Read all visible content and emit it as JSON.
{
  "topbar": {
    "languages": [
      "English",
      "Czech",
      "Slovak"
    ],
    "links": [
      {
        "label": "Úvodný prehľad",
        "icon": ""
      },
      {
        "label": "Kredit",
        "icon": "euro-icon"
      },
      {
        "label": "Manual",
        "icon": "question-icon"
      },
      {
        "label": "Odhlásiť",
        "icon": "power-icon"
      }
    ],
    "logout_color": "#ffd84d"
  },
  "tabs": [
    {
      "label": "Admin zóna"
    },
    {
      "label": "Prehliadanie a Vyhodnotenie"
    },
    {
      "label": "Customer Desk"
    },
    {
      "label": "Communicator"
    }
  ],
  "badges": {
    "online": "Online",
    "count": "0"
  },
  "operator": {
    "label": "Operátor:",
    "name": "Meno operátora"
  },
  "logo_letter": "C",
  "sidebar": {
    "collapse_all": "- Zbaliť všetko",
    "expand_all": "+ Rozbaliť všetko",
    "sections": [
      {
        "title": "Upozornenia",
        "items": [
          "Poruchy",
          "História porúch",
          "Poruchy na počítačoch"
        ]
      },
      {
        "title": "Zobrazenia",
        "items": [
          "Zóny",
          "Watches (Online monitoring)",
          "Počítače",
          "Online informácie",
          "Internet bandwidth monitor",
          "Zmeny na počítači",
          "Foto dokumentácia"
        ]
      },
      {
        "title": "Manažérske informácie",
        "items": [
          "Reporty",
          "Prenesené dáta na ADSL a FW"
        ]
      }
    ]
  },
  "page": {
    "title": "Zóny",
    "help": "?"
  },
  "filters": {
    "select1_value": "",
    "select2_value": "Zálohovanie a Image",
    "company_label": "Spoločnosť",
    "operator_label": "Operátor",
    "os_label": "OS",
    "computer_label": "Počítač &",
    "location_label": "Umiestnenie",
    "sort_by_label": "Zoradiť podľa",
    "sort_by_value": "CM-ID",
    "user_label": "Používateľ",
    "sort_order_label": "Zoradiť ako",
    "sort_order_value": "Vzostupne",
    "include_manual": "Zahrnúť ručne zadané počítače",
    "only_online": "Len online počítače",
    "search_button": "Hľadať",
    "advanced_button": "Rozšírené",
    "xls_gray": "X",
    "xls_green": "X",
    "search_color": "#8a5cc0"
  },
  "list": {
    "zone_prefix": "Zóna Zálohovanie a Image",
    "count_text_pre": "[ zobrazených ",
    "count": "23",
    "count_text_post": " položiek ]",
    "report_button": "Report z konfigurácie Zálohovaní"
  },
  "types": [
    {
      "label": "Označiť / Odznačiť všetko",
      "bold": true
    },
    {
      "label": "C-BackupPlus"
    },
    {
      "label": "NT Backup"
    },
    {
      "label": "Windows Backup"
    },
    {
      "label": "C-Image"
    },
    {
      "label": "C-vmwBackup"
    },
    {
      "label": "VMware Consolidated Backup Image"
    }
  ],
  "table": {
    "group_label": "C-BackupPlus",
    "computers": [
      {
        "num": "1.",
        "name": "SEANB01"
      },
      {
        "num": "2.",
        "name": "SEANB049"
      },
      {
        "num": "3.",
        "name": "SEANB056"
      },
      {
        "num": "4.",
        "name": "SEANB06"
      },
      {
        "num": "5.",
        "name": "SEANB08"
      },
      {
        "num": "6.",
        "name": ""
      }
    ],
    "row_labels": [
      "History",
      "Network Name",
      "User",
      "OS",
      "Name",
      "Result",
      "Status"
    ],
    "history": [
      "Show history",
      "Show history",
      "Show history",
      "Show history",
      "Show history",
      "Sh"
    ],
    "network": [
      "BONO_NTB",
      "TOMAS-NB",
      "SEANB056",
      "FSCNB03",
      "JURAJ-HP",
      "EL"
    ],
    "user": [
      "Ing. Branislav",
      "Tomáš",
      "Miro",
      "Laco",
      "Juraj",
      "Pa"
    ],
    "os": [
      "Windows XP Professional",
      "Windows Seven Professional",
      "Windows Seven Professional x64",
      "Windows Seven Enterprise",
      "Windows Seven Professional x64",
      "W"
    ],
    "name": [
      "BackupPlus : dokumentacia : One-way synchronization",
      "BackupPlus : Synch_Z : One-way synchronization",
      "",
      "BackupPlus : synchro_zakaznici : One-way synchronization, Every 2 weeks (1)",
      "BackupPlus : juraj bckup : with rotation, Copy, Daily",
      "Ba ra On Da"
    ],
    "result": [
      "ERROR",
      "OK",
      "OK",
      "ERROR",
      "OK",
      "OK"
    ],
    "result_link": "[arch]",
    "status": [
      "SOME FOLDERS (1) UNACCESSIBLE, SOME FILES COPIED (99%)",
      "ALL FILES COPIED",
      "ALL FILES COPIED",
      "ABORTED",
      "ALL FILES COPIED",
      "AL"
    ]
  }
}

======

| AIM OF THE EXERCISE |
Tally the lines holding the string "title" and give only the count.

| SOLUTION FOR THIS PROBLEM |
4